(Problem requirements): Reproduce the records exactly.

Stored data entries

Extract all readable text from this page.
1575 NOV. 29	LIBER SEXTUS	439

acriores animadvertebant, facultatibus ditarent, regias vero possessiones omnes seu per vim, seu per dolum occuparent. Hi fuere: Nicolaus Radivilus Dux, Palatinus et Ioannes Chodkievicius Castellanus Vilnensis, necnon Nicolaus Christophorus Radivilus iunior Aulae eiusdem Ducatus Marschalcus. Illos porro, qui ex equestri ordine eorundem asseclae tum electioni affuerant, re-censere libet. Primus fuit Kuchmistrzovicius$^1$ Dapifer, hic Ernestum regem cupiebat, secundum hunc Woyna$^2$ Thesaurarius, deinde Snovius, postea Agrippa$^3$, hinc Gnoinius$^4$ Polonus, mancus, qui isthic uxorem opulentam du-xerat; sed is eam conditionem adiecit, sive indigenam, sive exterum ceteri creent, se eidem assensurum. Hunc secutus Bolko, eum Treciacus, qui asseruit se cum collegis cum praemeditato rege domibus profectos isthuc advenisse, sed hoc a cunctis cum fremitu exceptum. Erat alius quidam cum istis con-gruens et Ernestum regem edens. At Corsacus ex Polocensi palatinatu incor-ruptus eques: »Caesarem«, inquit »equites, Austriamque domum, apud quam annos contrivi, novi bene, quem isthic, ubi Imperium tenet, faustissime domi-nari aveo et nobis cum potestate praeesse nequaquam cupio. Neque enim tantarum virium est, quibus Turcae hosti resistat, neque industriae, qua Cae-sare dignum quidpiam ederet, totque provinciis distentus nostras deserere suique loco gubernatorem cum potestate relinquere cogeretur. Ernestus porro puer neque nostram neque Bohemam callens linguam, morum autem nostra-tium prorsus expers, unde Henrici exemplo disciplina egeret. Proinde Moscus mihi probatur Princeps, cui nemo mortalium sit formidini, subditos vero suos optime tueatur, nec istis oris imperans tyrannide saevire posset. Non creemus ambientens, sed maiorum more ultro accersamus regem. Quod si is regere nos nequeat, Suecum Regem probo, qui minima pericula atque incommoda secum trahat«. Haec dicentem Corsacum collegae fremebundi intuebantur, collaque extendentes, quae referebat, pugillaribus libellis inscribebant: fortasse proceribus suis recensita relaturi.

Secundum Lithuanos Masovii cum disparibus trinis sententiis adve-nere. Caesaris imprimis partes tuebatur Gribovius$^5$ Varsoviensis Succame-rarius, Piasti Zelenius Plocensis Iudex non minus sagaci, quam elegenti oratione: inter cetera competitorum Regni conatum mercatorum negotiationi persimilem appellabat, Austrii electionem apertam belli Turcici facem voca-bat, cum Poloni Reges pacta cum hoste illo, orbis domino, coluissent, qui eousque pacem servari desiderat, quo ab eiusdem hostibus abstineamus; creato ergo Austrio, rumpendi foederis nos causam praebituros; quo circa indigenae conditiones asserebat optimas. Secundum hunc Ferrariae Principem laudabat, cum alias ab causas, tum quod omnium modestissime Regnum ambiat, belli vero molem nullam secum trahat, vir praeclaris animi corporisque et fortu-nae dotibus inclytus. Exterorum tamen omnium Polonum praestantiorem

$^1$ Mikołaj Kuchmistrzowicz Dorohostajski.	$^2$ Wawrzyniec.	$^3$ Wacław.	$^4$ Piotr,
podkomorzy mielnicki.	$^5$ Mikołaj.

(Result for this task):
Extract all readable text from this page.
1575 NOV. 29	LIBER SEXTUS	439

acriores animadvertebant, facultatibus ditarent, regias vero possessiones omnes seu per vim, seu per dolum occuparent. Hi fuere: Nicolaus Radivilus Dux, Palatinus et Ioannes Chodkievicius Castellanus Vilnensis, necnon Nicolaus Christophorus Radivilus iunior Aulae eiusdem Ducatus Marschalcus. Illos porro, qui ex equestri ordine eorundem asseclae tum electioni affuerant, re-censere libet. Primus fuit Kuchmistrzovicius$^1$ Dapifer, hic Ernestum regem cupiebat, secundum hunc Woyna$^2$ Thesaurarius, deinde Snovius, postea Agrippa$^3$, hinc Gnoinius$^4$ Polonus, mancus, qui isthic uxorem opulentam du-xerat; sed is eam conditionem adiecit, sive indigenam, sive exterum ceteri creent, se eidem assensurum. Hunc secutus Bolko, eum Treciacus, qui asseruit se cum collegis cum praemeditato rege domibus profectos isthuc advenisse, sed hoc a cunctis cum fremitu exceptum. Erat alius quidam cum istis con-gruens et Ernestum regem edens. At Corsacus ex Polocensi palatinatu incor-ruptus eques: »Caesarem«, inquit »equites, Austriamque domum, apud quam annos contrivi, novi bene, quem isthic, ubi Imperium tenet, faustissime domi-nari aveo et nobis cum potestate praeesse nequaquam cupio. Neque enim tantarum virium est, quibus Turcae hosti resistat, neque industriae, qua Cae-sare dignum quidpiam ederet, totque provinciis distentus nostras deserere suique loco gubernatorem cum potestate relinquere cogeretur. Ernestus porro puer neque nostram neque Bohemam callens linguam, morum autem nostra-tium prorsus expers, unde Henrici exemplo disciplina egeret. Proinde Moscus mihi probatur Princeps, cui nemo mortalium sit formidini, subditos vero suos optime tueatur, nec istis oris imperans tyrannide saevire posset. Non creemus ambientens, sed maiorum more ultro accersamus regem. Quod si is regere nos nequeat, Suecum Regem probo, qui minima pericula atque incommoda secum trahat«. Haec dicentem Corsacum collegae fremebundi intuebantur, collaque extendentes, quae referebat, pugillaribus libellis inscribebant: fortasse proceribus suis recensita relaturi.

Secundum Lithuanos Masovii cum disparibus trinis sententiis adve-nere. Caesaris imprimis partes tuebatur Gribovius$^5$ Varsoviensis Succame-rarius, Piasti Zelenius Plocensis Iudex non minus sagaci, quam elegenti oratione: inter cetera competitorum Regni conatum mercatorum negotiationi persimilem appellabat, Austrii electionem apertam belli Turcici facem voca-bat, cum Poloni Reges pacta cum hoste illo, orbis domino, coluissent, qui eousque pacem servari desiderat, quo ab eiusdem hostibus abstineamus; creato ergo Austrio, rumpendi foederis nos causam praebituros; quo circa indigenae conditiones asserebat optimas. Secundum hunc Ferrariae Principem laudabat, cum alias ab causas, tum quod omnium modestissime Regnum ambiat, belli vero molem nullam secum trahat, vir praeclaris animi corporisque et fortu-nae dotibus inclytus. Exterorum tamen omnium Polonum praestantiorem

$^1$ Mikołaj Kuchmistrzowicz Dorohostajski.	$^2$ Wawrzyniec.	$^3$ Wacław.	$^4$ Piotr,
podkomorzy mielnicki.	$^5$ Mikołaj.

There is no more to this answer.